Extracted data entries
------------------------------------------------------------

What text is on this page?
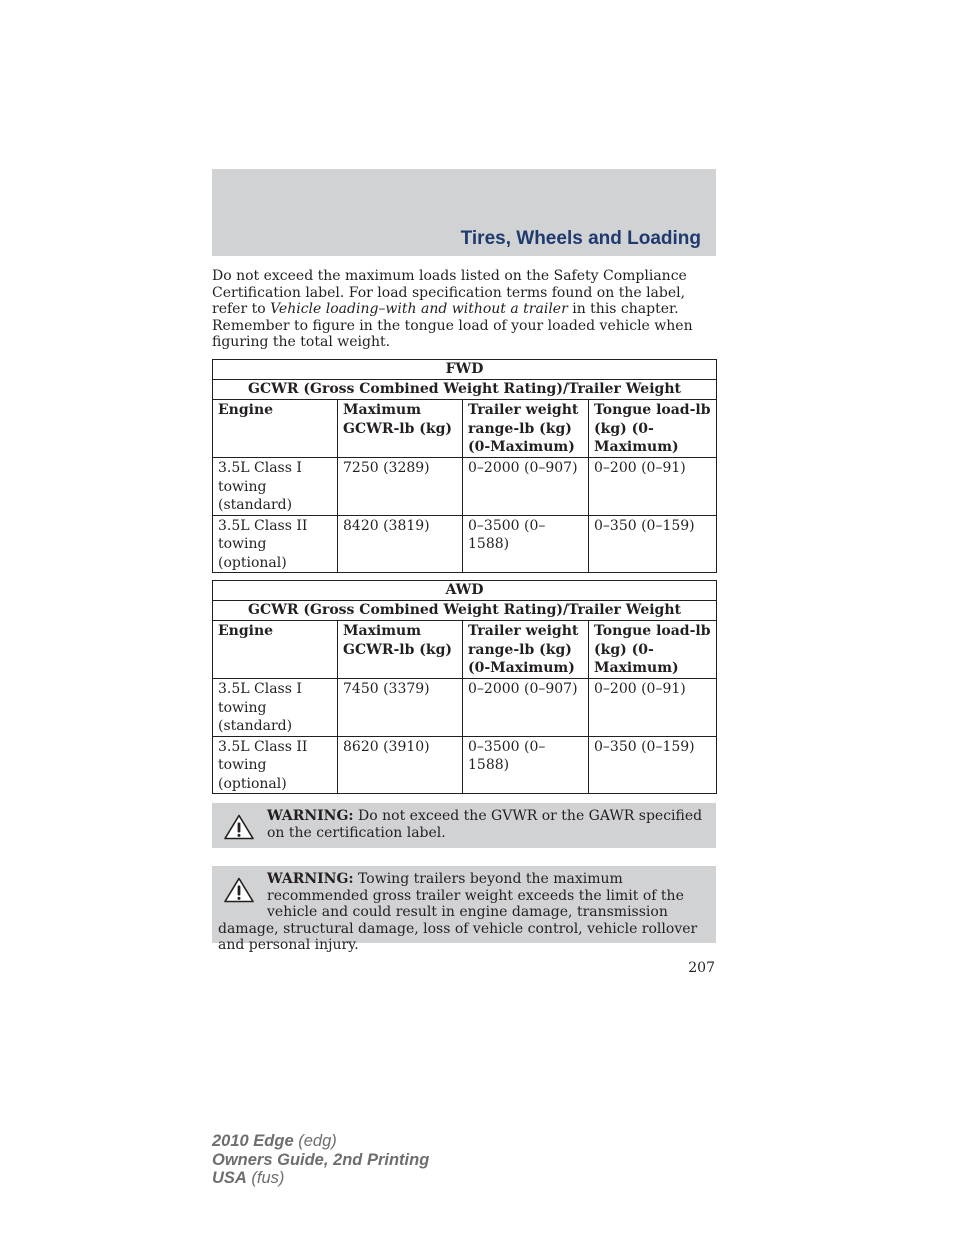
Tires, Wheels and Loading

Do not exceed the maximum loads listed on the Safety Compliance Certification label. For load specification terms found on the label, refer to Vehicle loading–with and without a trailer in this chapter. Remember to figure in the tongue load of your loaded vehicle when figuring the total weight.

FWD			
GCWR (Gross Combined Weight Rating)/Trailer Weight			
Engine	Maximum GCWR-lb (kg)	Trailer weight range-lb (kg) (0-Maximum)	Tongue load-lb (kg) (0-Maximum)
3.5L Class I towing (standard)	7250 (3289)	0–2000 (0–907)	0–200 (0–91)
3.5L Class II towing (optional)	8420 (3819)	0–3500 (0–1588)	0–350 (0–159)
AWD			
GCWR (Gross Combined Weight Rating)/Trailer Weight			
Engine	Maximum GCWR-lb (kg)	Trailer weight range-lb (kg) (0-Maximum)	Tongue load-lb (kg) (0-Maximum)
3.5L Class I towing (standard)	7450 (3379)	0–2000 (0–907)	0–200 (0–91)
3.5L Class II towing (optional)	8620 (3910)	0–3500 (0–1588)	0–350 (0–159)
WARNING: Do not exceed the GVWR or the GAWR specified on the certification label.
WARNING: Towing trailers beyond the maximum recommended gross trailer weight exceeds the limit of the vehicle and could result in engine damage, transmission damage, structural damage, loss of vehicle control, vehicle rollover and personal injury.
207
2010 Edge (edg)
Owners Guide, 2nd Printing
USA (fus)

------------------------------------------------------------

**Stated goal**.
All the lines above are to be given again exactly as they read, with the pictures removed.

**Solved exercise**.
What text is on this page?
Tires, Wheels and Loading

Do not exceed the maximum loads listed on the Safety Compliance Certification label. For load specification terms found on the label, refer to Vehicle loading–with and without a trailer in this chapter. Remember to figure in the tongue load of your loaded vehicle when figuring the total weight.

FWD			
GCWR (Gross Combined Weight Rating)/Trailer Weight			
Engine	Maximum GCWR-lb (kg)	Trailer weight range-lb (kg) (0-Maximum)	Tongue load-lb (kg) (0-Maximum)
3.5L Class I towing (standard)	7250 (3289)	0–2000 (0–907)	0–200 (0–91)
3.5L Class II towing (optional)	8420 (3819)	0–3500 (0–1588)	0–350 (0–159)
AWD			
GCWR (Gross Combined Weight Rating)/Trailer Weight			
Engine	Maximum GCWR-lb (kg)	Trailer weight range-lb (kg) (0-Maximum)	Tongue load-lb (kg) (0-Maximum)
3.5L Class I towing (standard)	7450 (3379)	0–2000 (0–907)	0–200 (0–91)
3.5L Class II towing (optional)	8620 (3910)	0–3500 (0–1588)	0–350 (0–159)
WARNING: Do not exceed the GVWR or the GAWR specified on the certification label.
WARNING: Towing trailers beyond the maximum recommended gross trailer weight exceeds the limit of the vehicle and could result in engine damage, transmission damage, structural damage, loss of vehicle control, vehicle rollover and personal injury.
207
2010 Edge (edg)
Owners Guide, 2nd Printing
USA (fus)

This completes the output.